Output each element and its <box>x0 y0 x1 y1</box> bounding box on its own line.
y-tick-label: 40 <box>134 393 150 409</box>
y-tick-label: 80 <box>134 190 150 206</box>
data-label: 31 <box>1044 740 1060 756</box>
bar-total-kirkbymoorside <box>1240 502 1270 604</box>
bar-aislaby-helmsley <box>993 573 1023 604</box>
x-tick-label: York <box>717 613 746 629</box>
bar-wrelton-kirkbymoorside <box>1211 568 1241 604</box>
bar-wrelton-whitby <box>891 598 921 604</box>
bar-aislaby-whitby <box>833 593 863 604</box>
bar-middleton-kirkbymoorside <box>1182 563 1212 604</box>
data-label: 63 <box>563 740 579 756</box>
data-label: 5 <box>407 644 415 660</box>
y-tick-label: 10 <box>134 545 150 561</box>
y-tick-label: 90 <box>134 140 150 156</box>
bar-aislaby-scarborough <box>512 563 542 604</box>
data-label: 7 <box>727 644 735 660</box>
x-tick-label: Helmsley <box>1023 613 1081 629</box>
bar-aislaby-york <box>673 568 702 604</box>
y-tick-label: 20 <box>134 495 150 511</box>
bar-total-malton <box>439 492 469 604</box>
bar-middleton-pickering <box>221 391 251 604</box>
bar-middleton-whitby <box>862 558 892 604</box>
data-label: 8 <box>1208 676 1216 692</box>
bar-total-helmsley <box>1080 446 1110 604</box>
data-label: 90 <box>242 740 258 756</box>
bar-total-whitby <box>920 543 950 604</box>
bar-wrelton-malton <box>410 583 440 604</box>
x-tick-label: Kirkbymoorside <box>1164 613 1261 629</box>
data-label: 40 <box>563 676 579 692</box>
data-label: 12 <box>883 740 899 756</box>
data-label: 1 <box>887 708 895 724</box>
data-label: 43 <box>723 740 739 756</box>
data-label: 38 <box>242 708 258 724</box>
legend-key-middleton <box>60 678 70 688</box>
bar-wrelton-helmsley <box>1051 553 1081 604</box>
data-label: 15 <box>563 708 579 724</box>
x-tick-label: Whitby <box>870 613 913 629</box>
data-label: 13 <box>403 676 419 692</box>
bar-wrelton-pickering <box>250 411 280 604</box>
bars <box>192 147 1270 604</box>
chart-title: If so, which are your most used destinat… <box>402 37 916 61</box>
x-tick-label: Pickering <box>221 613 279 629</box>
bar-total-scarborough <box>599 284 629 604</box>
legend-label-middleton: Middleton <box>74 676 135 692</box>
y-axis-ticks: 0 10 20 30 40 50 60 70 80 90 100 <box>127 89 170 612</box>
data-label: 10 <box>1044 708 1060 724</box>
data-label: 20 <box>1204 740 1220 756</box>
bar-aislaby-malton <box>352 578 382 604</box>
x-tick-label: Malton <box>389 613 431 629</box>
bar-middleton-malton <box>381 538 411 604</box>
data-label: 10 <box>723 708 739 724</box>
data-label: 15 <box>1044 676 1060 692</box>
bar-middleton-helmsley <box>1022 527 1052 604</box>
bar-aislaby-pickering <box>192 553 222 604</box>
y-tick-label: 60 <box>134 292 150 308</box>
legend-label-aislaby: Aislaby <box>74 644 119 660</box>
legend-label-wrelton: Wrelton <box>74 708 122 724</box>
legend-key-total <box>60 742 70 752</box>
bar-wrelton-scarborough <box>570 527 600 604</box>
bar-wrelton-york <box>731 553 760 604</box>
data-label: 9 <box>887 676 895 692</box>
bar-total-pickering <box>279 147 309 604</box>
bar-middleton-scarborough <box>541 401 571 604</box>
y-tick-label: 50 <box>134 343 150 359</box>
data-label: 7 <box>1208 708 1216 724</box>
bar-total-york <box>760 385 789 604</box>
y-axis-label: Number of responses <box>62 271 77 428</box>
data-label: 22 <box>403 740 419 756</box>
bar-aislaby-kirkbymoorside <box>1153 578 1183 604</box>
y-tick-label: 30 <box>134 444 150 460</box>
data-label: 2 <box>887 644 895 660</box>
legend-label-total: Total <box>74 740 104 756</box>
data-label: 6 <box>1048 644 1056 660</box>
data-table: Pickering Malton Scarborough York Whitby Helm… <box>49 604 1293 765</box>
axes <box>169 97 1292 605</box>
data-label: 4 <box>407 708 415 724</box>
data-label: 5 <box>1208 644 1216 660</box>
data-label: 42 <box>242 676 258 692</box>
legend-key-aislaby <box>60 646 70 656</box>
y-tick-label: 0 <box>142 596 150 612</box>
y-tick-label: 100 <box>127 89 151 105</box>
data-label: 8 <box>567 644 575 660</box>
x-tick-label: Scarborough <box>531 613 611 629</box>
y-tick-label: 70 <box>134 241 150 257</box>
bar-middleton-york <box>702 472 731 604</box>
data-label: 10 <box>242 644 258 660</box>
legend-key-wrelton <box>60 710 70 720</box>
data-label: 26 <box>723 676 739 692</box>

####

* Work required:
Rewrite the records above, changing every "data-label" to "value-label" and leaving everything else untouched.

* Complete answer:
Output each element and its <box>x0 y0 x1 y1</box> bounding box on its own line.
y-tick-label: 40 <box>134 393 150 409</box>
y-tick-label: 80 <box>134 190 150 206</box>
value-label: 31 <box>1044 740 1060 756</box>
bar-total-kirkbymoorside <box>1240 502 1270 604</box>
bar-aislaby-helmsley <box>993 573 1023 604</box>
x-tick-label: York <box>717 613 746 629</box>
bar-wrelton-kirkbymoorside <box>1211 568 1241 604</box>
bar-wrelton-whitby <box>891 598 921 604</box>
bar-aislaby-whitby <box>833 593 863 604</box>
bar-middleton-kirkbymoorside <box>1182 563 1212 604</box>
value-label: 63 <box>563 740 579 756</box>
value-label: 5 <box>407 644 415 660</box>
y-tick-label: 10 <box>134 545 150 561</box>
y-tick-label: 90 <box>134 140 150 156</box>
bar-aislaby-scarborough <box>512 563 542 604</box>
value-label: 7 <box>727 644 735 660</box>
x-tick-label: Helmsley <box>1023 613 1081 629</box>
bar-aislaby-york <box>673 568 702 604</box>
y-tick-label: 20 <box>134 495 150 511</box>
bar-total-malton <box>439 492 469 604</box>
bar-middleton-pickering <box>221 391 251 604</box>
bar-middleton-whitby <box>862 558 892 604</box>
value-label: 8 <box>1208 676 1216 692</box>
bar-total-helmsley <box>1080 446 1110 604</box>
value-label: 90 <box>242 740 258 756</box>
bar-total-whitby <box>920 543 950 604</box>
bar-wrelton-malton <box>410 583 440 604</box>
x-tick-label: Kirkbymoorside <box>1164 613 1261 629</box>
value-label: 40 <box>563 676 579 692</box>
value-label: 12 <box>883 740 899 756</box>
value-label: 1 <box>887 708 895 724</box>
value-label: 43 <box>723 740 739 756</box>
value-label: 38 <box>242 708 258 724</box>
legend-key-middleton <box>60 678 70 688</box>
bar-wrelton-helmsley <box>1051 553 1081 604</box>
value-label: 15 <box>563 708 579 724</box>
x-tick-label: Whitby <box>870 613 913 629</box>
value-label: 13 <box>403 676 419 692</box>
bar-wrelton-pickering <box>250 411 280 604</box>
bars <box>192 147 1270 604</box>
chart-title: If so, which are your most used destinat… <box>402 37 916 61</box>
x-tick-label: Pickering <box>221 613 279 629</box>
bar-total-scarborough <box>599 284 629 604</box>
legend-label-middleton: Middleton <box>74 676 135 692</box>
y-axis-ticks: 0 10 20 30 40 50 60 70 80 90 100 <box>127 89 170 612</box>
value-label: 10 <box>1044 708 1060 724</box>
value-label: 20 <box>1204 740 1220 756</box>
bar-aislaby-malton <box>352 578 382 604</box>
x-tick-label: Malton <box>389 613 431 629</box>
bar-middleton-malton <box>381 538 411 604</box>
value-label: 10 <box>723 708 739 724</box>
value-label: 15 <box>1044 676 1060 692</box>
bar-middleton-helmsley <box>1022 527 1052 604</box>
bar-aislaby-pickering <box>192 553 222 604</box>
y-tick-label: 60 <box>134 292 150 308</box>
legend-label-aislaby: Aislaby <box>74 644 119 660</box>
legend-label-wrelton: Wrelton <box>74 708 122 724</box>
legend-key-total <box>60 742 70 752</box>
bar-wrelton-scarborough <box>570 527 600 604</box>
bar-wrelton-york <box>731 553 760 604</box>
value-label: 9 <box>887 676 895 692</box>
bar-total-pickering <box>279 147 309 604</box>
bar-middleton-scarborough <box>541 401 571 604</box>
y-tick-label: 50 <box>134 343 150 359</box>
value-label: 7 <box>1208 708 1216 724</box>
bar-total-york <box>760 385 789 604</box>
y-axis-label: Number of responses <box>62 271 77 428</box>
value-label: 22 <box>403 740 419 756</box>
bar-aislaby-kirkbymoorside <box>1153 578 1183 604</box>
y-tick-label: 30 <box>134 444 150 460</box>
value-label: 2 <box>887 644 895 660</box>
legend-label-total: Total <box>74 740 104 756</box>
value-label: 6 <box>1048 644 1056 660</box>
data-table: Pickering Malton Scarborough York Whitby Helm… <box>49 604 1293 765</box>
axes <box>169 97 1292 605</box>
value-label: 4 <box>407 708 415 724</box>
value-label: 5 <box>1208 644 1216 660</box>
value-label: 42 <box>242 676 258 692</box>
legend-key-aislaby <box>60 646 70 656</box>
y-tick-label: 0 <box>142 596 150 612</box>
y-tick-label: 100 <box>127 89 151 105</box>
value-label: 8 <box>567 644 575 660</box>
x-tick-label: Scarborough <box>531 613 611 629</box>
y-tick-label: 70 <box>134 241 150 257</box>
bar-middleton-york <box>702 472 731 604</box>
value-label: 10 <box>242 644 258 660</box>
legend-key-wrelton <box>60 710 70 720</box>
value-label: 26 <box>723 676 739 692</box>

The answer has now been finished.